▶ Required task: In the data that follows, count each line holding the string "собі"; answer with the number only.

▶ Input for this task:
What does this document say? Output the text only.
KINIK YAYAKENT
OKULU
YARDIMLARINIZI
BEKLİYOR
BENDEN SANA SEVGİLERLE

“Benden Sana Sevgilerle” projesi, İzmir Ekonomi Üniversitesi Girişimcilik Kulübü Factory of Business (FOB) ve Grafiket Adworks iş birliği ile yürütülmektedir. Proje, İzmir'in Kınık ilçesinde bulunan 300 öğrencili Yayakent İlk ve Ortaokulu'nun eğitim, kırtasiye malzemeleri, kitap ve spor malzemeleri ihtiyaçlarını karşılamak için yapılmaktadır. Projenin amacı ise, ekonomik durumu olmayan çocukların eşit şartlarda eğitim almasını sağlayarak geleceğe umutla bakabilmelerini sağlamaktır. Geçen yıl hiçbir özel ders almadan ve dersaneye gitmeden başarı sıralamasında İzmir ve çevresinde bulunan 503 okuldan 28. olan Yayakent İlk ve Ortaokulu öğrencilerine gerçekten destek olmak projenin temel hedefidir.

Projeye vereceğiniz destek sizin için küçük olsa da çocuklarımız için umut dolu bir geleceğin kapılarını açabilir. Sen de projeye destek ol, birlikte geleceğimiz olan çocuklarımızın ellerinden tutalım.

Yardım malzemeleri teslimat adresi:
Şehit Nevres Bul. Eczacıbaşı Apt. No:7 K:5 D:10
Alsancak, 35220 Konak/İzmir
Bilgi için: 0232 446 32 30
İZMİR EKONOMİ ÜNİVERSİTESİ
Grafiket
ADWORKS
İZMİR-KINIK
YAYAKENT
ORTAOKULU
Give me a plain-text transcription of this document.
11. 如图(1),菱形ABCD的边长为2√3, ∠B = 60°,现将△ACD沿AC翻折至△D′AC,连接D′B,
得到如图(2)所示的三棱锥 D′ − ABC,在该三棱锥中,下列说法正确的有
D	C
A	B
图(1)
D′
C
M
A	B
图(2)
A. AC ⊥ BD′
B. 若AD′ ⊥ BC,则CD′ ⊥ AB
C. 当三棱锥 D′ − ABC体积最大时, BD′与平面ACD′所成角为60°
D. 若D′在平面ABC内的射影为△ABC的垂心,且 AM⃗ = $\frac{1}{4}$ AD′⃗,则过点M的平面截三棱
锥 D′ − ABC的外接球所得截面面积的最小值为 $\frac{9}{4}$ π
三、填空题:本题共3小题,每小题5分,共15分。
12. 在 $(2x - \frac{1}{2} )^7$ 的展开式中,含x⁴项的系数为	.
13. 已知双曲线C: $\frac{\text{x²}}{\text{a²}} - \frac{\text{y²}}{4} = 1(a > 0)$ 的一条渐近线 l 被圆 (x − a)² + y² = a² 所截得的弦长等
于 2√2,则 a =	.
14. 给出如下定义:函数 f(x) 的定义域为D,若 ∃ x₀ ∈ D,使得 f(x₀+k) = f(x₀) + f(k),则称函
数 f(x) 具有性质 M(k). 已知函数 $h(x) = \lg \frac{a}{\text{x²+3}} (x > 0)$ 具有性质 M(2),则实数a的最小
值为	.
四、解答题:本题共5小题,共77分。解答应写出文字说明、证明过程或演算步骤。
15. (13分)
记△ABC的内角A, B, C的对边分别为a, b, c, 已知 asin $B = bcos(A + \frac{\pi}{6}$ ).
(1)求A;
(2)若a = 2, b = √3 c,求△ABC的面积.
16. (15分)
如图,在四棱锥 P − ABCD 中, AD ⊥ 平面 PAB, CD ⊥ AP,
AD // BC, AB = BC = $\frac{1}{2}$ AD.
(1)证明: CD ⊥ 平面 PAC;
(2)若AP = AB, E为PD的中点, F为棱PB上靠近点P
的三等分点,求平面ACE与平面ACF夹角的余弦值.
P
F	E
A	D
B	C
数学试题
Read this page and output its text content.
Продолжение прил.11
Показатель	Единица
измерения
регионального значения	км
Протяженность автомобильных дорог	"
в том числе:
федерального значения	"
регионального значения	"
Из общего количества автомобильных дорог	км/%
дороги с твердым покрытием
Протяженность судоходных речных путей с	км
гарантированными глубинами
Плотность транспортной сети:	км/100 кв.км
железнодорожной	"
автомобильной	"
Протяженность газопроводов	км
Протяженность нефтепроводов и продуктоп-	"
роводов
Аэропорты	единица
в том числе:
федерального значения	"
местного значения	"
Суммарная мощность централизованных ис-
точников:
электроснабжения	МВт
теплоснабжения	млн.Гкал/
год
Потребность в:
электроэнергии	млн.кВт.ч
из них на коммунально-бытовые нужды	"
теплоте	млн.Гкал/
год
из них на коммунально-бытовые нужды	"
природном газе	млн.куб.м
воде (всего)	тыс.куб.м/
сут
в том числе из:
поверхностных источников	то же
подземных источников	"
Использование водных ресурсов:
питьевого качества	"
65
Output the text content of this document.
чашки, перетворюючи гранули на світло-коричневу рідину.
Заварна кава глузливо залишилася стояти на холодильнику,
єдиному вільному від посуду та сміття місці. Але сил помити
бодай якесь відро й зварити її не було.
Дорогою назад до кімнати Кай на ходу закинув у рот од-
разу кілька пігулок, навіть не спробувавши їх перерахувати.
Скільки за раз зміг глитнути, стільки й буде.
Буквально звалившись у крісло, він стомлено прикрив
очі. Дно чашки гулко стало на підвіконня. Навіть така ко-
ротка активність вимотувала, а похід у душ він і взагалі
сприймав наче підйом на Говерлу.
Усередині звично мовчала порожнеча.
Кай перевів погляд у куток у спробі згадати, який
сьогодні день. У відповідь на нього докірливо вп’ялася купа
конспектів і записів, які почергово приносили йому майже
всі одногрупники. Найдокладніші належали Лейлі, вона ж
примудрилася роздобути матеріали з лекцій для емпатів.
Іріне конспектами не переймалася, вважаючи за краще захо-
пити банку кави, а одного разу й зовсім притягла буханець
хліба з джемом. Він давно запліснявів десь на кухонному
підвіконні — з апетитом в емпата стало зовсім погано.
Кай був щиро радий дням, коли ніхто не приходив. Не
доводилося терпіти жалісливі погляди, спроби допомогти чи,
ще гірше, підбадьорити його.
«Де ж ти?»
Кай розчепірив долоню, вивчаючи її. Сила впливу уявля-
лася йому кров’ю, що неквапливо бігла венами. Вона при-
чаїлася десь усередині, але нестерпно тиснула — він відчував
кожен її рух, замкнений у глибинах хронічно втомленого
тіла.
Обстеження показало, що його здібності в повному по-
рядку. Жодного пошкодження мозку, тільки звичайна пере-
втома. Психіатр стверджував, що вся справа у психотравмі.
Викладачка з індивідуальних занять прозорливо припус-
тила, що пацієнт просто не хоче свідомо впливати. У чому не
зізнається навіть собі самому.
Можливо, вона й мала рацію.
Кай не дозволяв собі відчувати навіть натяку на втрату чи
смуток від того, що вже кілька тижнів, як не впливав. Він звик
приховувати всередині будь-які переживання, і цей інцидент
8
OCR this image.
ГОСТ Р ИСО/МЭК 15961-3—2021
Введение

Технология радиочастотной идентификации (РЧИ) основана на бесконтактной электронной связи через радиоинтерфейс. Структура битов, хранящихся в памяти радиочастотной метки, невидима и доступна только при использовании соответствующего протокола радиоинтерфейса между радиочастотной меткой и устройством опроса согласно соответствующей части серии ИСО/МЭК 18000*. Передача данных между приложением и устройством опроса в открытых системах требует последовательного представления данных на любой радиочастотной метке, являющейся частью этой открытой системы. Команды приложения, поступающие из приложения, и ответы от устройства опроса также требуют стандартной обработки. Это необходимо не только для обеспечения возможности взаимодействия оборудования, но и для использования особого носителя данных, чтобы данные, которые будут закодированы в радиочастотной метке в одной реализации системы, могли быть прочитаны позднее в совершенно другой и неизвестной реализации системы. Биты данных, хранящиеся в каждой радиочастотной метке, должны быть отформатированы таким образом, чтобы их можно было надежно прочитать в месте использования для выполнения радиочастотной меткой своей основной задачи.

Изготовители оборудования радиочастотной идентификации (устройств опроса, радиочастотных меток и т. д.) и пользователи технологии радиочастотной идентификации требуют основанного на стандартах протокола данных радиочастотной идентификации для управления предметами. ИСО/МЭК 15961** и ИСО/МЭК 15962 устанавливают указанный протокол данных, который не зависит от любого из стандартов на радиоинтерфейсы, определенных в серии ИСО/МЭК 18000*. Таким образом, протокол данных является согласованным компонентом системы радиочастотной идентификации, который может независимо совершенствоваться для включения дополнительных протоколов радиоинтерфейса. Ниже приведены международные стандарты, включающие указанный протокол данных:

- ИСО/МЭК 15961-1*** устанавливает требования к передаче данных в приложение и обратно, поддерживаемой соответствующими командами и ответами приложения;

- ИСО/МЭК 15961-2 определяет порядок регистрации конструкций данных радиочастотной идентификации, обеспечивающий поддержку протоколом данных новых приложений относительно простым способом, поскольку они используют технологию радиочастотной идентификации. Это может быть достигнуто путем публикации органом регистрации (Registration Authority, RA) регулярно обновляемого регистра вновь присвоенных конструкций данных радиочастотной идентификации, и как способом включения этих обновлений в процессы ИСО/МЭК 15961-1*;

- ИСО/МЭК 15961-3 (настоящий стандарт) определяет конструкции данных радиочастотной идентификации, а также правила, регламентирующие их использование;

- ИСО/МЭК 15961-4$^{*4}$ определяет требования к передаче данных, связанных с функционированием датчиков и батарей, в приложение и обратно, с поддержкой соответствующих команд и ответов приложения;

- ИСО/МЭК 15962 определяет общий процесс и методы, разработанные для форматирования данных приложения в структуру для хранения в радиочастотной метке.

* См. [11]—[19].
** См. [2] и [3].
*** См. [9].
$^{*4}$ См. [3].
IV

▶ Full output: 2